**TASK DETAILS:**
Where a line contains the word "南方都市報", copy that line.

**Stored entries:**
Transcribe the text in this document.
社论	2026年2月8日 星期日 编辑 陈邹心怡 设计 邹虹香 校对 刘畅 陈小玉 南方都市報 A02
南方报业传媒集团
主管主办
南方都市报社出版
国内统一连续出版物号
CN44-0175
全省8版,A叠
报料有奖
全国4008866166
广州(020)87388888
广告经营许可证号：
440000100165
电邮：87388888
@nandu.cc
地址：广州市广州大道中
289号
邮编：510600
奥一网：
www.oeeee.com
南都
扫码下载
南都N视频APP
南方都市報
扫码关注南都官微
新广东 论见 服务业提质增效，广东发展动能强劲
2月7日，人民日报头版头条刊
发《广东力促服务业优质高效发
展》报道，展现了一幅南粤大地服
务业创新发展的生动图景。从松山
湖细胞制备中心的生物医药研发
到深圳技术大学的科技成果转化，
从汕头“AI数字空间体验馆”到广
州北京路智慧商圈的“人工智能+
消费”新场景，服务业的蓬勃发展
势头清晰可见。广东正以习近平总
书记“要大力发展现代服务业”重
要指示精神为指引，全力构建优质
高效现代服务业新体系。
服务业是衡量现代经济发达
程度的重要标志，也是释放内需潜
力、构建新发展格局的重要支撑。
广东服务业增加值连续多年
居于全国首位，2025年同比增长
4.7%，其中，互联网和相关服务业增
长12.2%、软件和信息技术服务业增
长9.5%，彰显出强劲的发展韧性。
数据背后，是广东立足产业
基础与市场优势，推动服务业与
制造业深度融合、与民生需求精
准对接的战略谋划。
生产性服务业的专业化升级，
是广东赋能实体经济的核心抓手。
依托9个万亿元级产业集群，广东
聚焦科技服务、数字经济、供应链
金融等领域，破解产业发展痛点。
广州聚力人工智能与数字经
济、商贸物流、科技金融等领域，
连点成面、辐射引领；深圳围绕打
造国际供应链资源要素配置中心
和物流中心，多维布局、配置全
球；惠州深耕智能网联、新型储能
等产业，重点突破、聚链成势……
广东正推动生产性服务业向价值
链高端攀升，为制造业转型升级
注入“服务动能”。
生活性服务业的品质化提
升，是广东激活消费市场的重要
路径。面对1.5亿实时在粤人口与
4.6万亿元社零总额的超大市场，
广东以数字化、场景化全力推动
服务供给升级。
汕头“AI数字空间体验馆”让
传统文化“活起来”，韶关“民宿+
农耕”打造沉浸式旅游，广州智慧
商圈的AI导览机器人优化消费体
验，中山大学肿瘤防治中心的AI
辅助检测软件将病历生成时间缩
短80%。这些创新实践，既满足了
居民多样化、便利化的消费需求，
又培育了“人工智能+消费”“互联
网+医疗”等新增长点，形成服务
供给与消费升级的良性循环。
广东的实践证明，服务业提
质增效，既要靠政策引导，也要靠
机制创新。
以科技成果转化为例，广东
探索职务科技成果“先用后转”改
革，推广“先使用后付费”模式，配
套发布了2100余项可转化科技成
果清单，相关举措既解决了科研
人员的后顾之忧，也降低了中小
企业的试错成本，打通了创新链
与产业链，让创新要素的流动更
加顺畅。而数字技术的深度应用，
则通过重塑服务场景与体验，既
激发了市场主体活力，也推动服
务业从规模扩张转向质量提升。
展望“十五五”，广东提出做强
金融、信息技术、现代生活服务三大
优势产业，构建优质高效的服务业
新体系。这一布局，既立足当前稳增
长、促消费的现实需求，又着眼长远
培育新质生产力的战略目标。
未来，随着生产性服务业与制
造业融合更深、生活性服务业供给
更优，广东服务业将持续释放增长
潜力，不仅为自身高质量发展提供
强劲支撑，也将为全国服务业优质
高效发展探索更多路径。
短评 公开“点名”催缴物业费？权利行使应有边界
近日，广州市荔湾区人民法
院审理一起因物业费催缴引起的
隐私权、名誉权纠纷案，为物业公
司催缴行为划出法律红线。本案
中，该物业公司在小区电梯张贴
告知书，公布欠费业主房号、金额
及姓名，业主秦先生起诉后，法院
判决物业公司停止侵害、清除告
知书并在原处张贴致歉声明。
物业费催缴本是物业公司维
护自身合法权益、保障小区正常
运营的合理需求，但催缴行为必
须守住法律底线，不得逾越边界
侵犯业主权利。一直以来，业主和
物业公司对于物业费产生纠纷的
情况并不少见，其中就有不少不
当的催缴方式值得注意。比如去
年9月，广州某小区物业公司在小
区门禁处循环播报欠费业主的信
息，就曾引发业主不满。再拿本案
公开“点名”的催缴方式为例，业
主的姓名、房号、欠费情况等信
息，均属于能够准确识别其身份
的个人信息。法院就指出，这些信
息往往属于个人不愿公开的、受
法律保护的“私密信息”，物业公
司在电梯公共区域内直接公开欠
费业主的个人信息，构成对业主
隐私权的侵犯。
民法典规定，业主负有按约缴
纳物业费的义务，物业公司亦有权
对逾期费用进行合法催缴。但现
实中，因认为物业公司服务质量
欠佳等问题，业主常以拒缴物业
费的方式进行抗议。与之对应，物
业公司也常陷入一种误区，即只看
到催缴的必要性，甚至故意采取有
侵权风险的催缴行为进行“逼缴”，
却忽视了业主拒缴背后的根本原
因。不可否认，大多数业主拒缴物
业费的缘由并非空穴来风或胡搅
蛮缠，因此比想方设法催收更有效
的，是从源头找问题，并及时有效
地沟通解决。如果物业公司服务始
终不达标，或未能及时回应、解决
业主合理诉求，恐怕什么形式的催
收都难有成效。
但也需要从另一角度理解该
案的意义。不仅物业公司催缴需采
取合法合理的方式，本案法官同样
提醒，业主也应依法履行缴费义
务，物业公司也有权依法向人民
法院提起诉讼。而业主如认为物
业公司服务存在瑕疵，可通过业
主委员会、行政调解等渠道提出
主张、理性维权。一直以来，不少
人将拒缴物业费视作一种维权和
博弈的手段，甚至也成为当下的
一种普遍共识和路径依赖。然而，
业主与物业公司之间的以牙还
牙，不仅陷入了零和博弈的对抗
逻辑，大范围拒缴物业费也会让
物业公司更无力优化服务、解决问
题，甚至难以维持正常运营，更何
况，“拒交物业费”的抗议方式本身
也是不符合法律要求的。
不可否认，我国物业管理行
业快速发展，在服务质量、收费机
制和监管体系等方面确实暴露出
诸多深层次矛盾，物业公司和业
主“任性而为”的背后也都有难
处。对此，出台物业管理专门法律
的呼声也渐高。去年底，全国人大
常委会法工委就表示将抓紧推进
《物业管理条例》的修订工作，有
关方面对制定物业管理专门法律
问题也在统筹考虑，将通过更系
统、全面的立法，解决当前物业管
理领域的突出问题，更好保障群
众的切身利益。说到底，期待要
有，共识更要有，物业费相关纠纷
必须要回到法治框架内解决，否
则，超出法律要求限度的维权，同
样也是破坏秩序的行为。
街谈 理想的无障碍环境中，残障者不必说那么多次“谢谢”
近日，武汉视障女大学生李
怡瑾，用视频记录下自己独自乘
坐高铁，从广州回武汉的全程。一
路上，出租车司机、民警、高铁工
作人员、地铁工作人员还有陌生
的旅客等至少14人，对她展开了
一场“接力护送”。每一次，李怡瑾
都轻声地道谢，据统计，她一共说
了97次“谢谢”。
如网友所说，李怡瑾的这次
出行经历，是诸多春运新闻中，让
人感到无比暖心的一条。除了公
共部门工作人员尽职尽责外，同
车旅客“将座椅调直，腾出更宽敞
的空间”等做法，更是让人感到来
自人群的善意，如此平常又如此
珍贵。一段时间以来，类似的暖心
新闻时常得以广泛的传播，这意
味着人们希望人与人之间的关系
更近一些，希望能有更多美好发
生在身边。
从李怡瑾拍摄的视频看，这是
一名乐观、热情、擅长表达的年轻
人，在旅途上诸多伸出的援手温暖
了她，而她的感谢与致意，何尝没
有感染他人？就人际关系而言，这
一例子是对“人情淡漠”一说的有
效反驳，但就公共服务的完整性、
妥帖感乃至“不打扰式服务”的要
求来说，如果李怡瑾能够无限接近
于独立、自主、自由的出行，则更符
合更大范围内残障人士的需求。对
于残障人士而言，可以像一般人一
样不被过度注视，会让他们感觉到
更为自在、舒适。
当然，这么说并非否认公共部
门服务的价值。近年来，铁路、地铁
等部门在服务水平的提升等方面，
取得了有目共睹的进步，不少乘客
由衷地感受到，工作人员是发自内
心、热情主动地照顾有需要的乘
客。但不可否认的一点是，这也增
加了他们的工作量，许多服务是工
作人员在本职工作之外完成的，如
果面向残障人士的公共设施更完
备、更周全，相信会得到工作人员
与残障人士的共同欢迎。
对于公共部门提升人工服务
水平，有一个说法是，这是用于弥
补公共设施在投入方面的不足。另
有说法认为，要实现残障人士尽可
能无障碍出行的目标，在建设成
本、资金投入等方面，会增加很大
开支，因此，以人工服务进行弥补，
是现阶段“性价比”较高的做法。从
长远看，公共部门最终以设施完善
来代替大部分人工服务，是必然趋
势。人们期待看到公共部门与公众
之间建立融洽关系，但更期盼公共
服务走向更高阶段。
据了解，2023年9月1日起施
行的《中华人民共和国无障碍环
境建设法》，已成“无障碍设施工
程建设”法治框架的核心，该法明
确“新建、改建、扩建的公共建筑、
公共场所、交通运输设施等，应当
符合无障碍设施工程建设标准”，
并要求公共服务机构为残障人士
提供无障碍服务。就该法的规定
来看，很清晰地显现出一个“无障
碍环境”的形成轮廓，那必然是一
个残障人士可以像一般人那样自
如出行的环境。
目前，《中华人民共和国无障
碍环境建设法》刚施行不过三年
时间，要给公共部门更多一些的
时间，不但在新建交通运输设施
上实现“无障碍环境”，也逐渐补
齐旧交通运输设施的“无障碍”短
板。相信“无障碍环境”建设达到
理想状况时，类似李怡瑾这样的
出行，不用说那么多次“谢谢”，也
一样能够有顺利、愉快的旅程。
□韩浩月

**SOLUTION:**
社论	2026年2月8日 星期日 编辑 陈邹心怡 设计 邹虹香 校对 刘畅 陈小玉 南方都市報 A02
南方都市報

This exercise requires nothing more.